◆ **AIM**: Quote the records that follow in full and exactly; leave out the pictures.

________________________

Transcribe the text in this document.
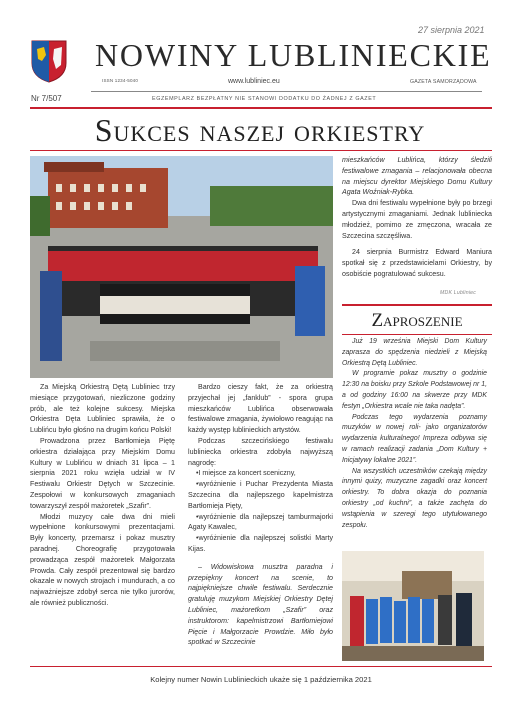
NOWINY LUBLINIECKIE
27 sierpnia 2021
ISSN 1234-5040	www.lubliniec.eu	GAZETA SAMORZĄDOWA
Nr 7/507	EGZEMPLARZ BEZPŁATNY NIE STANOWI DODATKU DO ŻADNEJ Z GAZET
Sukces naszej orkiestry

Za Miejską Orkiestrą Dętą Lubliniec trzy miesiące przygotowań, niezliczone godziny prób, ale też kolejne sukcesy. Miejska Orkiestra Dęta Lubliniec sprawiła, że o Lublińcu było głośno na drugim końcu Polski!

Prowadzona przez Bartłomieja Piętę orkiestra działająca przy Miejskim Domu Kultury w Lublińcu w dniach 31 lipca – 1 sierpnia 2021 roku wzięła udział w IV Festiwalu Orkiestr Dętych w Szczecinie. Zespołowi w konkursowych zmaganiach towarzyszył zespół mażoretek „Szafir”.

Młodzi muzycy całe dwa dni mieli wypełnione konkursowymi prezentacjami. Były koncerty, przemarsz i pokaz musztry paradnej. Choreografię przygotowała prowadząca zespół mażoretek Małgorzata Prowda. Cały zespół prezentował się bardzo okazale w nowych strojach i mundurach, a co najważniejsze zdobył serca nie tylko jurorów, ale również publiczności.

Bardzo cieszy fakt, że za orkiestrą przyjechał jej „fanklub” - spora grupa mieszkańców Lublińca obserwowała festiwalowe zmagania, żywiołowo reagując na każdy występ lublinieckich artystów.

Podczas szczecińskiego festiwalu lubliniecka orkiestra zdobyła najwyższą nagrodę:

• I miejsce za koncert sceniczny,
• wyróżnienie i Puchar Prezydenta Miasta Szczecina dla najlepszego kapelmistrza Bartłomieja Pięty,
• wyróżnienie dla najlepszej tamburmajorki Agaty Kawalec,
• wyróżnienie dla najlepszej solistki Marty Kijas.

– Widowiskowa musztra paradna i przepiękny koncert na scenie, to najpiękniejsze chwile festiwalu. Serdecznie gratuluję muzykom Miejskiej Orkiestry Dętej Lubliniec, mażoretkom „Szafir” oraz instruktorom: kapelmistrzowi Bartłomiejowi Pięcie i Małgorzacie Prowdzie. Miło było spotkać w Szczecinie

mieszkańców Lublińca, którzy śledzili festiwalowe zmagania – relacjonowała obecna na miejscu dyrektor Miejskiego Domu Kultury Agata Woźniak-Rybka.

Dwa dni festiwalu wypełnione były po brzegi artystycznymi zmaganiami. Jednak lubliniecka młodzież, pomimo ze zmęczona, wracała ze Szczecina szczęśliwa.

24 sierpnia Burmistrz Edward Maniura spotkał się z przedstawicielami Orkiestry, by osobiście pogratulować sukcesu.

MDK Lubliniec
Zaproszenie

Już 19 września Miejski Dom Kultury zaprasza do spędzenia niedzieli z Miejską Orkiestrą Dętą Lubliniec.

W programie pokaz musztry o godzinie 12:30 na boisku przy Szkole Podstawowej nr 1, a od godziny 16:00 na skwerze przy MDK festyn „Orkiestra wcale nie taka nadęta”.

Podczas tego wydarzenia poznamy muzyków w nowej roli- jako organizatorów wydarzenia kulturalnego! Impreza odbywa się w ramach realizacji zadania „Dom Kultury + Inicjatywy lokalne 2021”.

Na wszystkich uczestników czekają między innymi quizy, muzyczne zagadki oraz koncert orkiestry. To dobra okazja do poznania orkiestry „od kuchni”, a także zachęta do wstąpienia w szeregi tego utytułowanego zespołu.

Kolejny numer Nowin Lublinieckich ukaże się 1 października 2021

________________________

◆ **ANSWER FOR THE TASK**:
Transcribe the text in this document.
NOWINY LUBLINIECKIE
27 sierpnia 2021
ISSN 1234-5040	www.lubliniec.eu	GAZETA SAMORZĄDOWA
Nr 7/507	EGZEMPLARZ BEZPŁATNY NIE STANOWI DODATKU DO ŻADNEJ Z GAZET
Sukces naszej orkiestry

Za Miejską Orkiestrą Dętą Lubliniec trzy miesiące przygotowań, niezliczone godziny prób, ale też kolejne sukcesy. Miejska Orkiestra Dęta Lubliniec sprawiła, że o Lublińcu było głośno na drugim końcu Polski!

Prowadzona przez Bartłomieja Piętę orkiestra działająca przy Miejskim Domu Kultury w Lublińcu w dniach 31 lipca – 1 sierpnia 2021 roku wzięła udział w IV Festiwalu Orkiestr Dętych w Szczecinie. Zespołowi w konkursowych zmaganiach towarzyszył zespół mażoretek „Szafir”.

Młodzi muzycy całe dwa dni mieli wypełnione konkursowymi prezentacjami. Były koncerty, przemarsz i pokaz musztry paradnej. Choreografię przygotowała prowadząca zespół mażoretek Małgorzata Prowda. Cały zespół prezentował się bardzo okazale w nowych strojach i mundurach, a co najważniejsze zdobył serca nie tylko jurorów, ale również publiczności.

Bardzo cieszy fakt, że za orkiestrą przyjechał jej „fanklub” - spora grupa mieszkańców Lublińca obserwowała festiwalowe zmagania, żywiołowo reagując na każdy występ lublinieckich artystów.

Podczas szczecińskiego festiwalu lubliniecka orkiestra zdobyła najwyższą nagrodę:

• I miejsce za koncert sceniczny,
• wyróżnienie i Puchar Prezydenta Miasta Szczecina dla najlepszego kapelmistrza Bartłomieja Pięty,
• wyróżnienie dla najlepszej tamburmajorki Agaty Kawalec,
• wyróżnienie dla najlepszej solistki Marty Kijas.

– Widowiskowa musztra paradna i przepiękny koncert na scenie, to najpiękniejsze chwile festiwalu. Serdecznie gratuluję muzykom Miejskiej Orkiestry Dętej Lubliniec, mażoretkom „Szafir” oraz instruktorom: kapelmistrzowi Bartłomiejowi Pięcie i Małgorzacie Prowdzie. Miło było spotkać w Szczecinie

mieszkańców Lublińca, którzy śledzili festiwalowe zmagania – relacjonowała obecna na miejscu dyrektor Miejskiego Domu Kultury Agata Woźniak-Rybka.

Dwa dni festiwalu wypełnione były po brzegi artystycznymi zmaganiami. Jednak lubliniecka młodzież, pomimo ze zmęczona, wracała ze Szczecina szczęśliwa.

24 sierpnia Burmistrz Edward Maniura spotkał się z przedstawicielami Orkiestry, by osobiście pogratulować sukcesu.

MDK Lubliniec
Zaproszenie

Już 19 września Miejski Dom Kultury zaprasza do spędzenia niedzieli z Miejską Orkiestrą Dętą Lubliniec.

W programie pokaz musztry o godzinie 12:30 na boisku przy Szkole Podstawowej nr 1, a od godziny 16:00 na skwerze przy MDK festyn „Orkiestra wcale nie taka nadęta”.

Podczas tego wydarzenia poznamy muzyków w nowej roli- jako organizatorów wydarzenia kulturalnego! Impreza odbywa się w ramach realizacji zadania „Dom Kultury + Inicjatywy lokalne 2021”.

Na wszystkich uczestników czekają między innymi quizy, muzyczne zagadki oraz koncert orkiestry. To dobra okazja do poznania orkiestry „od kuchni”, a także zachęta do wstąpienia w szeregi tego utytułowanego zespołu.

Kolejny numer Nowin Lublinieckich ukaże się 1 października 2021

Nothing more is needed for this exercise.